- **DATA LISTING**:
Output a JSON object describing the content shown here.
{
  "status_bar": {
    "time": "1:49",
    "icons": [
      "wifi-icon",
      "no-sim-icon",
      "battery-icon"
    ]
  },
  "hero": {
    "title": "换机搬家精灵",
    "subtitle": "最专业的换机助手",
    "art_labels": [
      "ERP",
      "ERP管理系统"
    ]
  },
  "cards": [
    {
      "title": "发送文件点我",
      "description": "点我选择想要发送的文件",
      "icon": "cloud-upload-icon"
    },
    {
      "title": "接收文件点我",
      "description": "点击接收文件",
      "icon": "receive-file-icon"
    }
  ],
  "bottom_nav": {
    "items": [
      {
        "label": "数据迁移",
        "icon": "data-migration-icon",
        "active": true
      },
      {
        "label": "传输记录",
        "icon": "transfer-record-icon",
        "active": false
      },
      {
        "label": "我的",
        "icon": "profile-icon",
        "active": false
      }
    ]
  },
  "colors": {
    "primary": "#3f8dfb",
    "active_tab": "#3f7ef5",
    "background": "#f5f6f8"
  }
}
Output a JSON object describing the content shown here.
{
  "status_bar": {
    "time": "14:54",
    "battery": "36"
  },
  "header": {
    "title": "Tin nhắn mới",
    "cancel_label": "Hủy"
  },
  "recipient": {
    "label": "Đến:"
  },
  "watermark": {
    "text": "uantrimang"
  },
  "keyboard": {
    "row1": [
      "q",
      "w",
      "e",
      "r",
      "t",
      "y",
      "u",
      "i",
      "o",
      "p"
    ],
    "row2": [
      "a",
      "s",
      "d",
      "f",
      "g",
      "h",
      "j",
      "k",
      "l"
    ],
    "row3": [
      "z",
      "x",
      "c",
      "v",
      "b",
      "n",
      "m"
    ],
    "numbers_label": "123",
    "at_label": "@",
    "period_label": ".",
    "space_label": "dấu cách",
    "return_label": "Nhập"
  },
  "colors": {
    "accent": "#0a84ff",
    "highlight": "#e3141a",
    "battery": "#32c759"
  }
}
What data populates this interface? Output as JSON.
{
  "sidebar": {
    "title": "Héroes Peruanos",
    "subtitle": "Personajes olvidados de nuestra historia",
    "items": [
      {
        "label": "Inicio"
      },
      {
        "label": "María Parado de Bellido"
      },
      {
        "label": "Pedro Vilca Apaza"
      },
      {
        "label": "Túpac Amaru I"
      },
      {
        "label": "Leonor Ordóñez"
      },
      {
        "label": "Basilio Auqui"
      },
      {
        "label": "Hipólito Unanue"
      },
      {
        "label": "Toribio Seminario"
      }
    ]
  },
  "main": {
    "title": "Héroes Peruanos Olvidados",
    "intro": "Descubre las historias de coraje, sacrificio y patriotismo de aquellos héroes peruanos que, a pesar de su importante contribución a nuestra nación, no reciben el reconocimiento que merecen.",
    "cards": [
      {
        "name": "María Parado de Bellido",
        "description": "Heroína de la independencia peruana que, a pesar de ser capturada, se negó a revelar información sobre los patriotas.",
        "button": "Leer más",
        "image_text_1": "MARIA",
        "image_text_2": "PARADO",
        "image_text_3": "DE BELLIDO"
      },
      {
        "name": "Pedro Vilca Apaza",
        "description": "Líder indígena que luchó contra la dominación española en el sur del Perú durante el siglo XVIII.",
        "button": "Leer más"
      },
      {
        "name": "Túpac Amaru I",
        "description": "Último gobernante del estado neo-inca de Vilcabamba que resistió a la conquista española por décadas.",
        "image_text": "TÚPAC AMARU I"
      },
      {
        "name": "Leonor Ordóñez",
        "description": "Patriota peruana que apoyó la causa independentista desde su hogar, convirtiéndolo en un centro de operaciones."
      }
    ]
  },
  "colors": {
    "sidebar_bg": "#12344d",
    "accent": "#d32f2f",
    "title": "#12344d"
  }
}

- **STATED EXERCISE**: Restate each of the entries above verbatim.

- **FINISHED EXERCISE**:
Output a JSON object describing the content shown here.
{
  "status_bar": {
    "time": "1:49",
    "icons": [
      "wifi-icon",
      "no-sim-icon",
      "battery-icon"
    ]
  },
  "hero": {
    "title": "换机搬家精灵",
    "subtitle": "最专业的换机助手",
    "art_labels": [
      "ERP",
      "ERP管理系统"
    ]
  },
  "cards": [
    {
      "title": "发送文件点我",
      "description": "点我选择想要发送的文件",
      "icon": "cloud-upload-icon"
    },
    {
      "title": "接收文件点我",
      "description": "点击接收文件",
      "icon": "receive-file-icon"
    }
  ],
  "bottom_nav": {
    "items": [
      {
        "label": "数据迁移",
        "icon": "data-migration-icon",
        "active": true
      },
      {
        "label": "传输记录",
        "icon": "transfer-record-icon",
        "active": false
      },
      {
        "label": "我的",
        "icon": "profile-icon",
        "active": false
      }
    ]
  },
  "colors": {
    "primary": "#3f8dfb",
    "active_tab": "#3f7ef5",
    "background": "#f5f6f8"
  }
}
Output a JSON object describing the content shown here.
{
  "status_bar": {
    "time": "14:54",
    "battery": "36"
  },
  "header": {
    "title": "Tin nhắn mới",
    "cancel_label": "Hủy"
  },
  "recipient": {
    "label": "Đến:"
  },
  "watermark": {
    "text": "uantrimang"
  },
  "keyboard": {
    "row1": [
      "q",
      "w",
      "e",
      "r",
      "t",
      "y",
      "u",
      "i",
      "o",
      "p"
    ],
    "row2": [
      "a",
      "s",
      "d",
      "f",
      "g",
      "h",
      "j",
      "k",
      "l"
    ],
    "row3": [
      "z",
      "x",
      "c",
      "v",
      "b",
      "n",
      "m"
    ],
    "numbers_label": "123",
    "at_label": "@",
    "period_label": ".",
    "space_label": "dấu cách",
    "return_label": "Nhập"
  },
  "colors": {
    "accent": "#0a84ff",
    "highlight": "#e3141a",
    "battery": "#32c759"
  }
}
What data populates this interface? Output as JSON.
{
  "sidebar": {
    "title": "Héroes Peruanos",
    "subtitle": "Personajes olvidados de nuestra historia",
    "items": [
      {
        "label": "Inicio"
      },
      {
        "label": "María Parado de Bellido"
      },
      {
        "label": "Pedro Vilca Apaza"
      },
      {
        "label": "Túpac Amaru I"
      },
      {
        "label": "Leonor Ordóñez"
      },
      {
        "label": "Basilio Auqui"
      },
      {
        "label": "Hipólito Unanue"
      },
      {
        "label": "Toribio Seminario"
      }
    ]
  },
  "main": {
    "title": "Héroes Peruanos Olvidados",
    "intro": "Descubre las historias de coraje, sacrificio y patriotismo de aquellos héroes peruanos que, a pesar de su importante contribución a nuestra nación, no reciben el reconocimiento que merecen.",
    "cards": [
      {
        "name": "María Parado de Bellido",
        "description": "Heroína de la independencia peruana que, a pesar de ser capturada, se negó a revelar información sobre los patriotas.",
        "button": "Leer más",
        "image_text_1": "MARIA",
        "image_text_2": "PARADO",
        "image_text_3": "DE BELLIDO"
      },
      {
        "name": "Pedro Vilca Apaza",
        "description": "Líder indígena que luchó contra la dominación española en el sur del Perú durante el siglo XVIII.",
        "button": "Leer más"
      },
      {
        "name": "Túpac Amaru I",
        "description": "Último gobernante del estado neo-inca de Vilcabamba que resistió a la conquista española por décadas.",
        "image_text": "TÚPAC AMARU I"
      },
      {
        "name": "Leonor Ordóñez",
        "description": "Patriota peruana que apoyó la causa independentista desde su hogar, convirtiéndolo en un centro de operaciones."
      }
    ]
  },
  "colors": {
    "sidebar_bg": "#12344d",
    "accent": "#d32f2f",
    "title": "#12344d"
  }
}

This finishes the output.